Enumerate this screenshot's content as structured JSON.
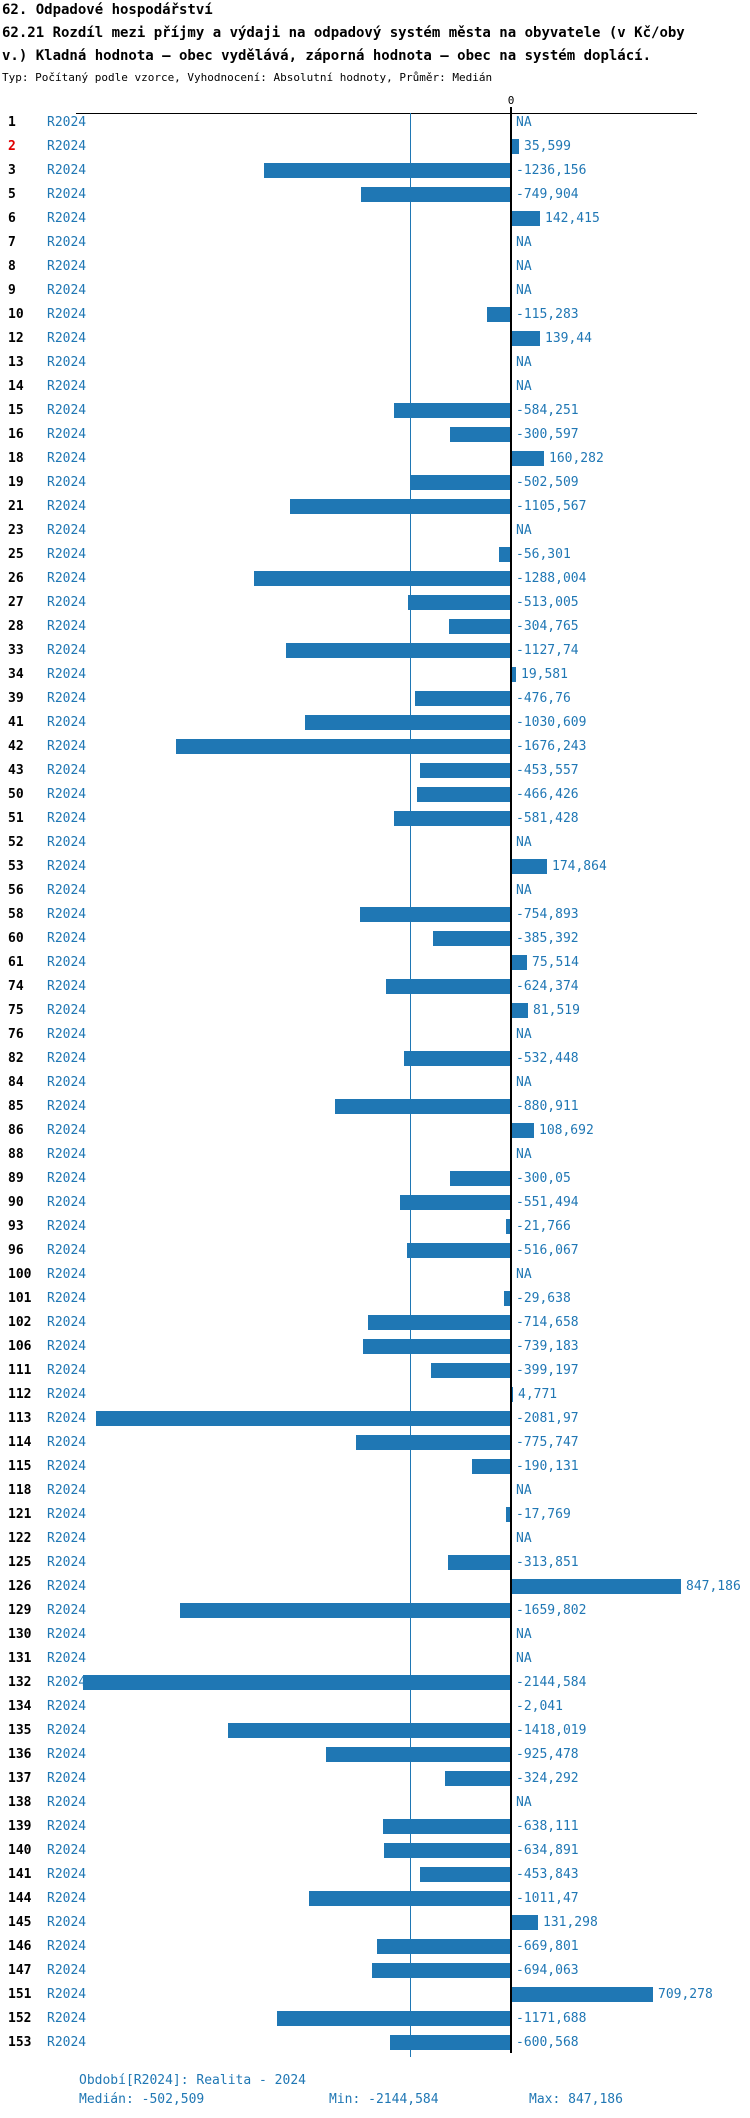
{
  "header": {
    "title": "62. Odpadové hospodářství",
    "subtitle_lines": [
      "62.21 Rozdíl mezi příjmy a výdaji na odpadový systém města na obyvatele (v Kč/oby",
      "v.) Kladná hodnota – obec vydělává, záporná hodnota – obec na systém doplácí."
    ],
    "meta": "Typ: Počítaný podle vzorce, Vyhodnocení: Absolutní hodnoty, Průměr: Medián"
  },
  "chart_data": {
    "type": "bar",
    "orientation": "horizontal",
    "title": "62.21 Rozdíl mezi příjmy a výdaji na odpadový systém města na obyvatele (v Kč/obyv.)",
    "value_unit": "Kč/obyv.",
    "series_name": "R2024",
    "na_label": "NA",
    "zero_axis_label": "0",
    "highlight_row_index": "2",
    "median": -502.509,
    "min": -2144.584,
    "max": 847.186,
    "legend_position": "none",
    "grid": false,
    "rows": [
      {
        "index": "1",
        "value": null
      },
      {
        "index": "2",
        "value": 35.599
      },
      {
        "index": "3",
        "value": -1236.156
      },
      {
        "index": "5",
        "value": -749.904
      },
      {
        "index": "6",
        "value": 142.415
      },
      {
        "index": "7",
        "value": null
      },
      {
        "index": "8",
        "value": null
      },
      {
        "index": "9",
        "value": null
      },
      {
        "index": "10",
        "value": -115.283
      },
      {
        "index": "12",
        "value": 139.44
      },
      {
        "index": "13",
        "value": null
      },
      {
        "index": "14",
        "value": null
      },
      {
        "index": "15",
        "value": -584.251
      },
      {
        "index": "16",
        "value": -300.597
      },
      {
        "index": "18",
        "value": 160.282
      },
      {
        "index": "19",
        "value": -502.509
      },
      {
        "index": "21",
        "value": -1105.567
      },
      {
        "index": "23",
        "value": null
      },
      {
        "index": "25",
        "value": -56.301
      },
      {
        "index": "26",
        "value": -1288.004
      },
      {
        "index": "27",
        "value": -513.005
      },
      {
        "index": "28",
        "value": -304.765
      },
      {
        "index": "33",
        "value": -1127.74
      },
      {
        "index": "34",
        "value": 19.581
      },
      {
        "index": "39",
        "value": -476.76
      },
      {
        "index": "41",
        "value": -1030.609
      },
      {
        "index": "42",
        "value": -1676.243
      },
      {
        "index": "43",
        "value": -453.557
      },
      {
        "index": "50",
        "value": -466.426
      },
      {
        "index": "51",
        "value": -581.428
      },
      {
        "index": "52",
        "value": null
      },
      {
        "index": "53",
        "value": 174.864
      },
      {
        "index": "56",
        "value": null
      },
      {
        "index": "58",
        "value": -754.893
      },
      {
        "index": "60",
        "value": -385.392
      },
      {
        "index": "61",
        "value": 75.514
      },
      {
        "index": "74",
        "value": -624.374
      },
      {
        "index": "75",
        "value": 81.519
      },
      {
        "index": "76",
        "value": null
      },
      {
        "index": "82",
        "value": -532.448
      },
      {
        "index": "84",
        "value": null
      },
      {
        "index": "85",
        "value": -880.911
      },
      {
        "index": "86",
        "value": 108.692
      },
      {
        "index": "88",
        "value": null
      },
      {
        "index": "89",
        "value": -300.05
      },
      {
        "index": "90",
        "value": -551.494
      },
      {
        "index": "93",
        "value": -21.766
      },
      {
        "index": "96",
        "value": -516.067
      },
      {
        "index": "100",
        "value": null
      },
      {
        "index": "101",
        "value": -29.638
      },
      {
        "index": "102",
        "value": -714.658
      },
      {
        "index": "106",
        "value": -739.183
      },
      {
        "index": "111",
        "value": -399.197
      },
      {
        "index": "112",
        "value": 4.771
      },
      {
        "index": "113",
        "value": -2081.97
      },
      {
        "index": "114",
        "value": -775.747
      },
      {
        "index": "115",
        "value": -190.131
      },
      {
        "index": "118",
        "value": null
      },
      {
        "index": "121",
        "value": -17.769
      },
      {
        "index": "122",
        "value": null
      },
      {
        "index": "125",
        "value": -313.851
      },
      {
        "index": "126",
        "value": 847.186
      },
      {
        "index": "129",
        "value": -1659.802
      },
      {
        "index": "130",
        "value": null
      },
      {
        "index": "131",
        "value": null
      },
      {
        "index": "132",
        "value": -2144.584
      },
      {
        "index": "134",
        "value": -2.041
      },
      {
        "index": "135",
        "value": -1418.019
      },
      {
        "index": "136",
        "value": -925.478
      },
      {
        "index": "137",
        "value": -324.292
      },
      {
        "index": "138",
        "value": null
      },
      {
        "index": "139",
        "value": -638.111
      },
      {
        "index": "140",
        "value": -634.891
      },
      {
        "index": "141",
        "value": -453.843
      },
      {
        "index": "144",
        "value": -1011.47
      },
      {
        "index": "145",
        "value": 131.298
      },
      {
        "index": "146",
        "value": -669.801
      },
      {
        "index": "147",
        "value": -694.063
      },
      {
        "index": "151",
        "value": 709.278
      },
      {
        "index": "152",
        "value": -1171.688
      },
      {
        "index": "153",
        "value": -600.568
      }
    ]
  },
  "footer": {
    "period": "Období[R2024]: Realita - 2024",
    "median": "Medián: -502,509",
    "min": "Min: -2144,584",
    "max": "Max: 847,186"
  },
  "colors": {
    "bar_blue": "#1f77b4",
    "text_blue": "#1f77b4",
    "highlight_red": "#e00000",
    "axis_black": "#000000"
  }
}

------------------------------------------------

### TASK DESCRIPTION
Give nothing but the number of lines containing the string "systém".

### ANSWER TO THE PROBLEM
3